§ **RECORDED DATA**:
>> start

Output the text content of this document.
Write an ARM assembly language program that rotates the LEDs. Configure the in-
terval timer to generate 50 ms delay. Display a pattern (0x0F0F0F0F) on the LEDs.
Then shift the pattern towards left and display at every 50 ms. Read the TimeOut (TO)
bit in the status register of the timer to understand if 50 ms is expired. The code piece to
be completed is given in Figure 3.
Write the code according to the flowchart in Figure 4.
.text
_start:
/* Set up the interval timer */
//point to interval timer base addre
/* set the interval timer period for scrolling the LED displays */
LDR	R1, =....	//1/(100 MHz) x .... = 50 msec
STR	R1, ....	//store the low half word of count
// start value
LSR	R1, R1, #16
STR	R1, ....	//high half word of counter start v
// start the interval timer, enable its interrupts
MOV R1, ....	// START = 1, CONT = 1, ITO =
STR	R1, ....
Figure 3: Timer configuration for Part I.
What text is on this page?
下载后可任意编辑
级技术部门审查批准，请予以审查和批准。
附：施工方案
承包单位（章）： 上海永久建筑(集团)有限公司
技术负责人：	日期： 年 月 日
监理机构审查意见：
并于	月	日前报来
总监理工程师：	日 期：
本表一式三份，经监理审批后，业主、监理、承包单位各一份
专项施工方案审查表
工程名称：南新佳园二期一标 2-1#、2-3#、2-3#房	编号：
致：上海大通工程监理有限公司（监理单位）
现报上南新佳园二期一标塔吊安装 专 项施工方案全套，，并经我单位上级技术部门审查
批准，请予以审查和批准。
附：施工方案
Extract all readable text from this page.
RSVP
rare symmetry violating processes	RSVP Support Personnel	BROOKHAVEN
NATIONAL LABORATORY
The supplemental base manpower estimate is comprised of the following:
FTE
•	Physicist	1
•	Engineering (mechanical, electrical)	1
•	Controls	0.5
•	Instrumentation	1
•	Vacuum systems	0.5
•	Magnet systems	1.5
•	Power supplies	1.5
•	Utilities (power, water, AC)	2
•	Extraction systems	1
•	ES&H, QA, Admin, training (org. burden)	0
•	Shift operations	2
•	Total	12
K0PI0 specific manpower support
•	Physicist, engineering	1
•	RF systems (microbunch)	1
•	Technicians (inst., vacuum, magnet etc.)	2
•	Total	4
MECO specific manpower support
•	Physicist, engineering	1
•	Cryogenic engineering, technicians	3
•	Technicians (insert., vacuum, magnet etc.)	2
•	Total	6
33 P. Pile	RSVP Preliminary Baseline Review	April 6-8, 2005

>> end

Transcribe the whole listing with nothing added or left out.

§ **RESULT FOR THIS EXERCISE**:
Output the text content of this document.
Write an ARM assembly language program that rotates the LEDs. Configure the in-
terval timer to generate 50 ms delay. Display a pattern (0x0F0F0F0F) on the LEDs.
Then shift the pattern towards left and display at every 50 ms. Read the TimeOut (TO)
bit in the status register of the timer to understand if 50 ms is expired. The code piece to
be completed is given in Figure 3.
Write the code according to the flowchart in Figure 4.
.text
_start:
/* Set up the interval timer */
//point to interval timer base addre
/* set the interval timer period for scrolling the LED displays */
LDR	R1, =....	//1/(100 MHz) x .... = 50 msec
STR	R1, ....	//store the low half word of count
// start value
LSR	R1, R1, #16
STR	R1, ....	//high half word of counter start v
// start the interval timer, enable its interrupts
MOV R1, ....	// START = 1, CONT = 1, ITO =
STR	R1, ....
Figure 3: Timer configuration for Part I.
What text is on this page?
下载后可任意编辑
级技术部门审查批准，请予以审查和批准。
附：施工方案
承包单位（章）： 上海永久建筑(集团)有限公司
技术负责人：	日期： 年 月 日
监理机构审查意见：
并于	月	日前报来
总监理工程师：	日 期：
本表一式三份，经监理审批后，业主、监理、承包单位各一份
专项施工方案审查表
工程名称：南新佳园二期一标 2-1#、2-3#、2-3#房	编号：
致：上海大通工程监理有限公司（监理单位）
现报上南新佳园二期一标塔吊安装 专 项施工方案全套，，并经我单位上级技术部门审查
批准，请予以审查和批准。
附：施工方案
Extract all readable text from this page.
RSVP
rare symmetry violating processes	RSVP Support Personnel	BROOKHAVEN
NATIONAL LABORATORY
The supplemental base manpower estimate is comprised of the following:
FTE
•	Physicist	1
•	Engineering (mechanical, electrical)	1
•	Controls	0.5
•	Instrumentation	1
•	Vacuum systems	0.5
•	Magnet systems	1.5
•	Power supplies	1.5
•	Utilities (power, water, AC)	2
•	Extraction systems	1
•	ES&H, QA, Admin, training (org. burden)	0
•	Shift operations	2
•	Total	12
K0PI0 specific manpower support
•	Physicist, engineering	1
•	RF systems (microbunch)	1
•	Technicians (inst., vacuum, magnet etc.)	2
•	Total	4
MECO specific manpower support
•	Physicist, engineering	1
•	Cryogenic engineering, technicians	3
•	Technicians (insert., vacuum, magnet etc.)	2
•	Total	6
33 P. Pile	RSVP Preliminary Baseline Review	April 6-8, 2005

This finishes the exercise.